Goal.
Below is a listing; reproduce each line of it exactly.

Dataset extract.
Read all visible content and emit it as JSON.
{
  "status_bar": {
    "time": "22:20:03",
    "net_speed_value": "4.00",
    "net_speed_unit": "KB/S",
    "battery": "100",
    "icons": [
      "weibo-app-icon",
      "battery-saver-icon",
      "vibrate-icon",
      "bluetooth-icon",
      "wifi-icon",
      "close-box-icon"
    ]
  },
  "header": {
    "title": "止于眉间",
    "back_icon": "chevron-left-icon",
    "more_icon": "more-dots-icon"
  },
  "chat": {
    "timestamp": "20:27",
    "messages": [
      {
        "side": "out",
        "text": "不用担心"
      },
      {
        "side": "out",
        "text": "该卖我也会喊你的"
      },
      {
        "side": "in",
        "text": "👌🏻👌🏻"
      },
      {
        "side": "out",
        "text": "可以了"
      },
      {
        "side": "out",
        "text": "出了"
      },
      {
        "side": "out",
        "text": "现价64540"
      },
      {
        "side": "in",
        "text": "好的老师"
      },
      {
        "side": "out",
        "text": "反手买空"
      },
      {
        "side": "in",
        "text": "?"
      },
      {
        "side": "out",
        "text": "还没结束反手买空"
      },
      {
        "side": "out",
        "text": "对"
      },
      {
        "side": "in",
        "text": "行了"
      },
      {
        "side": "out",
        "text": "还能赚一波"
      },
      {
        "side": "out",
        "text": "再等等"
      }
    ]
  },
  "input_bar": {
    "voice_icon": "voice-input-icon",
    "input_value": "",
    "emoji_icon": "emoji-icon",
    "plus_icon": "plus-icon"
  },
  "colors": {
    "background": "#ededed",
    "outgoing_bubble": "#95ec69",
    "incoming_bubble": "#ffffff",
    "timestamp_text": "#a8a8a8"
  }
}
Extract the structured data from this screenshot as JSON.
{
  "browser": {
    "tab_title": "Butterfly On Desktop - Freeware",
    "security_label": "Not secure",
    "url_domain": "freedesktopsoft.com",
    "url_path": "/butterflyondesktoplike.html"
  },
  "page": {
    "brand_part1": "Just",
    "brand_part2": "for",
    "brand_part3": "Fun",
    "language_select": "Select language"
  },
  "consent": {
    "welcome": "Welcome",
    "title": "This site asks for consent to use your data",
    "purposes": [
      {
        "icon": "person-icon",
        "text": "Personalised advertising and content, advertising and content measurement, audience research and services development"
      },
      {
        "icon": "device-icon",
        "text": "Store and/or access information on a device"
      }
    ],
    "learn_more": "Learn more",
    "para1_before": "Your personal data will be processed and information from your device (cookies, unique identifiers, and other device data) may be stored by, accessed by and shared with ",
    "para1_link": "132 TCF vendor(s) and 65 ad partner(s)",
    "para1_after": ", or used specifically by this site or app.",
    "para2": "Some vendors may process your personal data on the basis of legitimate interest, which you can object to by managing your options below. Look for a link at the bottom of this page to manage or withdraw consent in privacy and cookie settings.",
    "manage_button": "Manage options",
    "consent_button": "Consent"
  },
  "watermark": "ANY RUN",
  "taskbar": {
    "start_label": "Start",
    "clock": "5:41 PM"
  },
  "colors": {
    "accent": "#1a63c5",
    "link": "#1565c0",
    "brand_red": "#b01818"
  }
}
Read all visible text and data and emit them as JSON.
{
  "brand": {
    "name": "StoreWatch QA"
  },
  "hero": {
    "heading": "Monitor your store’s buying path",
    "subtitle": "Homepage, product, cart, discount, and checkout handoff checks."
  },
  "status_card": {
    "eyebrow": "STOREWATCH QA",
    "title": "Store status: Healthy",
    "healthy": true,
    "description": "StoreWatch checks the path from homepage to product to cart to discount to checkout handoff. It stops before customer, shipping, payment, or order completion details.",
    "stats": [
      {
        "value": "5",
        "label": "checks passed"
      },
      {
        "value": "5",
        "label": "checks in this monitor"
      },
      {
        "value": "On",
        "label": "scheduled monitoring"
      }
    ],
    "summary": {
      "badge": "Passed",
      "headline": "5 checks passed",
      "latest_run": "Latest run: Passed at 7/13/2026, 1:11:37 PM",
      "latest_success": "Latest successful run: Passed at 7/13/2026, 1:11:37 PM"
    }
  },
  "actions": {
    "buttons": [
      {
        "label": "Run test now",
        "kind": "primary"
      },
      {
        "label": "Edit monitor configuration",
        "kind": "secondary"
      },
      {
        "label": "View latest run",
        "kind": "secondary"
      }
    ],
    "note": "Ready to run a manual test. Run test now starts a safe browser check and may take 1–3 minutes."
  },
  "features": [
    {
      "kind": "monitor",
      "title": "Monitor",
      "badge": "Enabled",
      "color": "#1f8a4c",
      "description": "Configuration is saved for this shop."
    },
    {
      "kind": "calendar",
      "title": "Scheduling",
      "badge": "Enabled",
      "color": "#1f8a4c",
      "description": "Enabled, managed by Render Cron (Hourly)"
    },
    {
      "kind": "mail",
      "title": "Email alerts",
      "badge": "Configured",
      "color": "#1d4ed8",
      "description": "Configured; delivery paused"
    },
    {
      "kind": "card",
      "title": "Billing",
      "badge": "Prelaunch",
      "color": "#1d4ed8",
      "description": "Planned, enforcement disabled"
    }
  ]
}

Answer to the problem.
Read all visible content and emit it as JSON.
{
  "status_bar": {
    "time": "22:20:03",
    "net_speed_value": "4.00",
    "net_speed_unit": "KB/S",
    "battery": "100",
    "icons": [
      "weibo-app-icon",
      "battery-saver-icon",
      "vibrate-icon",
      "bluetooth-icon",
      "wifi-icon",
      "close-box-icon"
    ]
  },
  "header": {
    "title": "止于眉间",
    "back_icon": "chevron-left-icon",
    "more_icon": "more-dots-icon"
  },
  "chat": {
    "timestamp": "20:27",
    "messages": [
      {
        "side": "out",
        "text": "不用担心"
      },
      {
        "side": "out",
        "text": "该卖我也会喊你的"
      },
      {
        "side": "in",
        "text": "👌🏻👌🏻"
      },
      {
        "side": "out",
        "text": "可以了"
      },
      {
        "side": "out",
        "text": "出了"
      },
      {
        "side": "out",
        "text": "现价64540"
      },
      {
        "side": "in",
        "text": "好的老师"
      },
      {
        "side": "out",
        "text": "反手买空"
      },
      {
        "side": "in",
        "text": "?"
      },
      {
        "side": "out",
        "text": "还没结束反手买空"
      },
      {
        "side": "out",
        "text": "对"
      },
      {
        "side": "in",
        "text": "行了"
      },
      {
        "side": "out",
        "text": "还能赚一波"
      },
      {
        "side": "out",
        "text": "再等等"
      }
    ]
  },
  "input_bar": {
    "voice_icon": "voice-input-icon",
    "input_value": "",
    "emoji_icon": "emoji-icon",
    "plus_icon": "plus-icon"
  },
  "colors": {
    "background": "#ededed",
    "outgoing_bubble": "#95ec69",
    "incoming_bubble": "#ffffff",
    "timestamp_text": "#a8a8a8"
  }
}
Extract the structured data from this screenshot as JSON.
{
  "browser": {
    "tab_title": "Butterfly On Desktop - Freeware",
    "security_label": "Not secure",
    "url_domain": "freedesktopsoft.com",
    "url_path": "/butterflyondesktoplike.html"
  },
  "page": {
    "brand_part1": "Just",
    "brand_part2": "for",
    "brand_part3": "Fun",
    "language_select": "Select language"
  },
  "consent": {
    "welcome": "Welcome",
    "title": "This site asks for consent to use your data",
    "purposes": [
      {
        "icon": "person-icon",
        "text": "Personalised advertising and content, advertising and content measurement, audience research and services development"
      },
      {
        "icon": "device-icon",
        "text": "Store and/or access information on a device"
      }
    ],
    "learn_more": "Learn more",
    "para1_before": "Your personal data will be processed and information from your device (cookies, unique identifiers, and other device data) may be stored by, accessed by and shared with ",
    "para1_link": "132 TCF vendor(s) and 65 ad partner(s)",
    "para1_after": ", or used specifically by this site or app.",
    "para2": "Some vendors may process your personal data on the basis of legitimate interest, which you can object to by managing your options below. Look for a link at the bottom of this page to manage or withdraw consent in privacy and cookie settings.",
    "manage_button": "Manage options",
    "consent_button": "Consent"
  },
  "watermark": "ANY RUN",
  "taskbar": {
    "start_label": "Start",
    "clock": "5:41 PM"
  },
  "colors": {
    "accent": "#1a63c5",
    "link": "#1565c0",
    "brand_red": "#b01818"
  }
}
Read all visible text and data and emit them as JSON.
{
  "brand": {
    "name": "StoreWatch QA"
  },
  "hero": {
    "heading": "Monitor your store’s buying path",
    "subtitle": "Homepage, product, cart, discount, and checkout handoff checks."
  },
  "status_card": {
    "eyebrow": "STOREWATCH QA",
    "title": "Store status: Healthy",
    "healthy": true,
    "description": "StoreWatch checks the path from homepage to product to cart to discount to checkout handoff. It stops before customer, shipping, payment, or order completion details.",
    "stats": [
      {
        "value": "5",
        "label": "checks passed"
      },
      {
        "value": "5",
        "label": "checks in this monitor"
      },
      {
        "value": "On",
        "label": "scheduled monitoring"
      }
    ],
    "summary": {
      "badge": "Passed",
      "headline": "5 checks passed",
      "latest_run": "Latest run: Passed at 7/13/2026, 1:11:37 PM",
      "latest_success": "Latest successful run: Passed at 7/13/2026, 1:11:37 PM"
    }
  },
  "actions": {
    "buttons": [
      {
        "label": "Run test now",
        "kind": "primary"
      },
      {
        "label": "Edit monitor configuration",
        "kind": "secondary"
      },
      {
        "label": "View latest run",
        "kind": "secondary"
      }
    ],
    "note": "Ready to run a manual test. Run test now starts a safe browser check and may take 1–3 minutes."
  },
  "features": [
    {
      "kind": "monitor",
      "title": "Monitor",
      "badge": "Enabled",
      "color": "#1f8a4c",
      "description": "Configuration is saved for this shop."
    },
    {
      "kind": "calendar",
      "title": "Scheduling",
      "badge": "Enabled",
      "color": "#1f8a4c",
      "description": "Enabled, managed by Render Cron (Hourly)"
    },
    {
      "kind": "mail",
      "title": "Email alerts",
      "badge": "Configured",
      "color": "#1d4ed8",
      "description": "Configured; delivery paused"
    },
    {
      "kind": "card",
      "title": "Billing",
      "badge": "Prelaunch",
      "color": "#1d4ed8",
      "description": "Planned, enforcement disabled"
    }
  ]
}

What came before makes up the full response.